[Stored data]
++++++++++

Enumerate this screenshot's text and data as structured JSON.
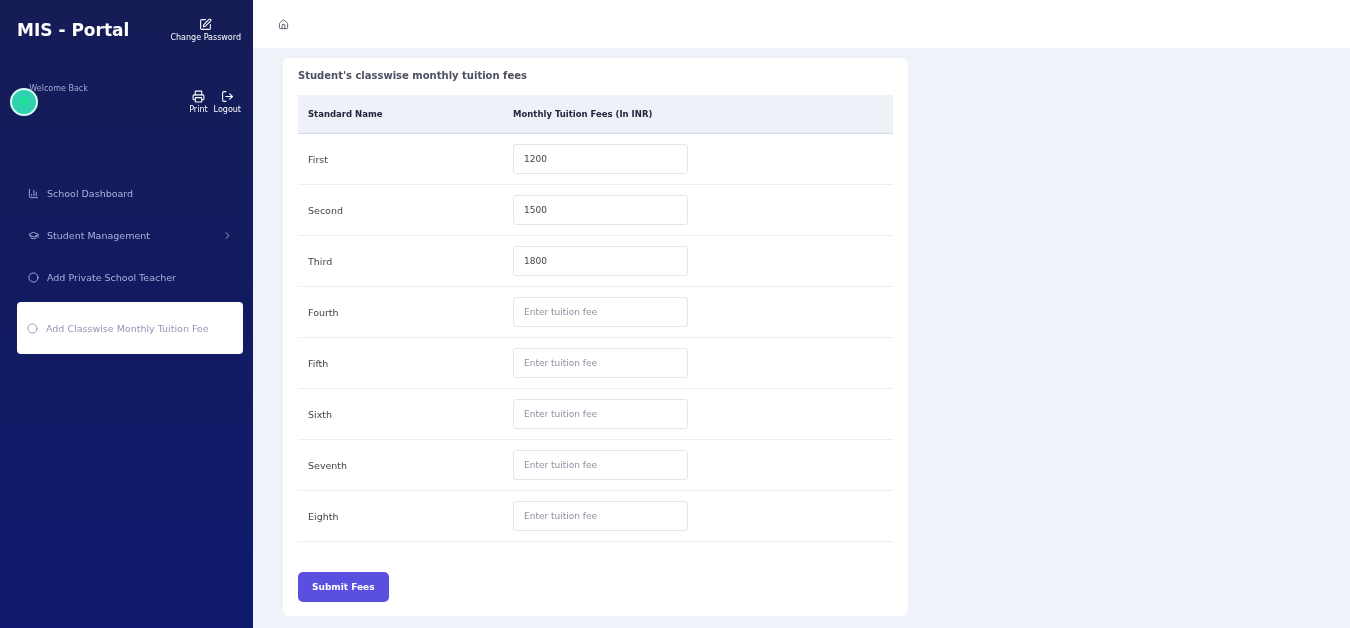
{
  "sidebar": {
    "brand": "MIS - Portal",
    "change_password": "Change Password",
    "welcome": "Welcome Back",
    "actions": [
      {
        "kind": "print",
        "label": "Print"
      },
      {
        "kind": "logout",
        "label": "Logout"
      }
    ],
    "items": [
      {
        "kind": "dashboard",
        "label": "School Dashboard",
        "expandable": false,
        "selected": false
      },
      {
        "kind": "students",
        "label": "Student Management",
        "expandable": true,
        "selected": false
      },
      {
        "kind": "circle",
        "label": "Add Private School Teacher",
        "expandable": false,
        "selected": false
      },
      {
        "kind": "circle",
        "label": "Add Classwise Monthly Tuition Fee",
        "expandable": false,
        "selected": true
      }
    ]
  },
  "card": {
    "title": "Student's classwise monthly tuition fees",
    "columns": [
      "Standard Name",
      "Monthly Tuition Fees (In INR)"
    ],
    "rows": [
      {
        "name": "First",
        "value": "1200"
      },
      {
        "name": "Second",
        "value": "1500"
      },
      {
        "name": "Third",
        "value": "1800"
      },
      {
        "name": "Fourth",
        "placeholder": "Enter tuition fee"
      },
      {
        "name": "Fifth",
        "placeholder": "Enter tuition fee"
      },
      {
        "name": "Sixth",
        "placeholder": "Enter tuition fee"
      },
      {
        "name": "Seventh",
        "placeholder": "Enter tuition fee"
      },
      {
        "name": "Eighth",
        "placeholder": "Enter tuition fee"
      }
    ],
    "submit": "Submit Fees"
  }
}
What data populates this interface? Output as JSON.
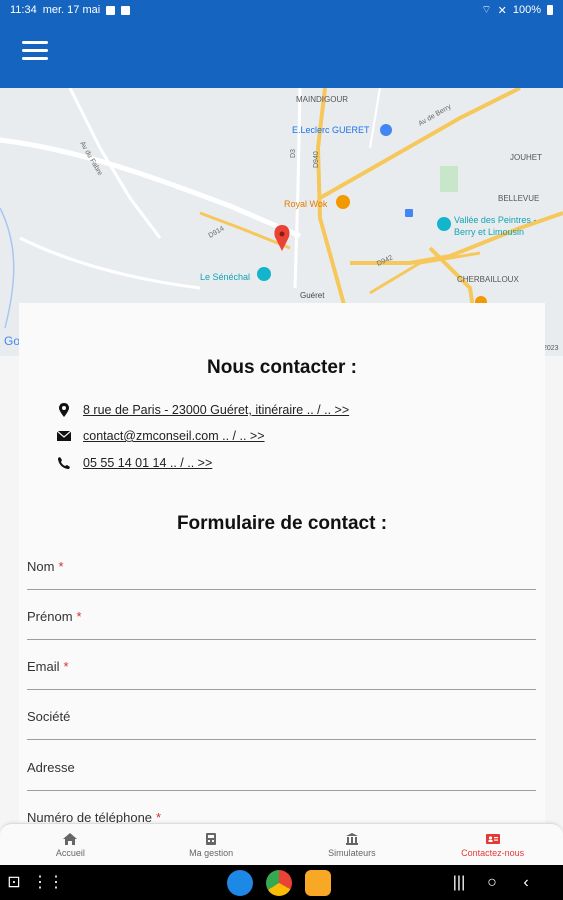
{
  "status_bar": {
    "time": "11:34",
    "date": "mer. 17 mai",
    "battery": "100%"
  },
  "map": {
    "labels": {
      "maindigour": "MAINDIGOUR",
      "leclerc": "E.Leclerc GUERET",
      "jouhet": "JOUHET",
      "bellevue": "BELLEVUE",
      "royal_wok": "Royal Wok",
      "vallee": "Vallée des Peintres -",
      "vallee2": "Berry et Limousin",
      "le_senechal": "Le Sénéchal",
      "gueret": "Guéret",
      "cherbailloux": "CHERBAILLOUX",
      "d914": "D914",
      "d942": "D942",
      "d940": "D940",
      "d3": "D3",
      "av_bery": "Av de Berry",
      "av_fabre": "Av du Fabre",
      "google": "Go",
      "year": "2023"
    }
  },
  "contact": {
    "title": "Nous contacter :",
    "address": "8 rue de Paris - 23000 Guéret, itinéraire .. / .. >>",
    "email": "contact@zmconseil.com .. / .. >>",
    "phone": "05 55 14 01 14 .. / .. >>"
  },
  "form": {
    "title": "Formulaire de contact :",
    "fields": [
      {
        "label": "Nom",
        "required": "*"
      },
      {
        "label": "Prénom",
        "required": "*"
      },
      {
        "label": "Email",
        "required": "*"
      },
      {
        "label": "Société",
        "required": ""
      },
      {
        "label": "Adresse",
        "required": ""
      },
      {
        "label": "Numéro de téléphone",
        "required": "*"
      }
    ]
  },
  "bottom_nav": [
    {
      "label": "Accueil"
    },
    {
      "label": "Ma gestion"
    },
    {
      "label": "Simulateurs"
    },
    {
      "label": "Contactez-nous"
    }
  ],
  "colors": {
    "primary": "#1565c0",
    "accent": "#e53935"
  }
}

++++++++++

• _WHAT YOU ARE ASKED TO DO_: Every entry above needs to be retyped exactly; drop the pictures.

• _EXERCISE SOLUTION_:
Enumerate this screenshot's text and data as structured JSON.
{
  "sidebar": {
    "brand": "MIS - Portal",
    "change_password": "Change Password",
    "welcome": "Welcome Back",
    "actions": [
      {
        "kind": "print",
        "label": "Print"
      },
      {
        "kind": "logout",
        "label": "Logout"
      }
    ],
    "items": [
      {
        "kind": "dashboard",
        "label": "School Dashboard",
        "expandable": false,
        "selected": false
      },
      {
        "kind": "students",
        "label": "Student Management",
        "expandable": true,
        "selected": false
      },
      {
        "kind": "circle",
        "label": "Add Private School Teacher",
        "expandable": false,
        "selected": false
      },
      {
        "kind": "circle",
        "label": "Add Classwise Monthly Tuition Fee",
        "expandable": false,
        "selected": true
      }
    ]
  },
  "card": {
    "title": "Student's classwise monthly tuition fees",
    "columns": [
      "Standard Name",
      "Monthly Tuition Fees (In INR)"
    ],
    "rows": [
      {
        "name": "First",
        "value": "1200"
      },
      {
        "name": "Second",
        "value": "1500"
      },
      {
        "name": "Third",
        "value": "1800"
      },
      {
        "name": "Fourth",
        "placeholder": "Enter tuition fee"
      },
      {
        "name": "Fifth",
        "placeholder": "Enter tuition fee"
      },
      {
        "name": "Sixth",
        "placeholder": "Enter tuition fee"
      },
      {
        "name": "Seventh",
        "placeholder": "Enter tuition fee"
      },
      {
        "name": "Eighth",
        "placeholder": "Enter tuition fee"
      }
    ],
    "submit": "Submit Fees"
  }
}
What data populates this interface? Output as JSON.
{
  "status_bar": {
    "time": "11:34",
    "date": "mer. 17 mai",
    "battery": "100%"
  },
  "map": {
    "labels": {
      "maindigour": "MAINDIGOUR",
      "leclerc": "E.Leclerc GUERET",
      "jouhet": "JOUHET",
      "bellevue": "BELLEVUE",
      "royal_wok": "Royal Wok",
      "vallee": "Vallée des Peintres -",
      "vallee2": "Berry et Limousin",
      "le_senechal": "Le Sénéchal",
      "gueret": "Guéret",
      "cherbailloux": "CHERBAILLOUX",
      "d914": "D914",
      "d942": "D942",
      "d940": "D940",
      "d3": "D3",
      "av_bery": "Av de Berry",
      "av_fabre": "Av du Fabre",
      "google": "Go",
      "year": "2023"
    }
  },
  "contact": {
    "title": "Nous contacter :",
    "address": "8 rue de Paris - 23000 Guéret, itinéraire .. / .. >>",
    "email": "contact@zmconseil.com .. / .. >>",
    "phone": "05 55 14 01 14 .. / .. >>"
  },
  "form": {
    "title": "Formulaire de contact :",
    "fields": [
      {
        "label": "Nom",
        "required": "*"
      },
      {
        "label": "Prénom",
        "required": "*"
      },
      {
        "label": "Email",
        "required": "*"
      },
      {
        "label": "Société",
        "required": ""
      },
      {
        "label": "Adresse",
        "required": ""
      },
      {
        "label": "Numéro de téléphone",
        "required": "*"
      }
    ]
  },
  "bottom_nav": [
    {
      "label": "Accueil"
    },
    {
      "label": "Ma gestion"
    },
    {
      "label": "Simulateurs"
    },
    {
      "label": "Contactez-nous"
    }
  ],
  "colors": {
    "primary": "#1565c0",
    "accent": "#e53935"
  }
}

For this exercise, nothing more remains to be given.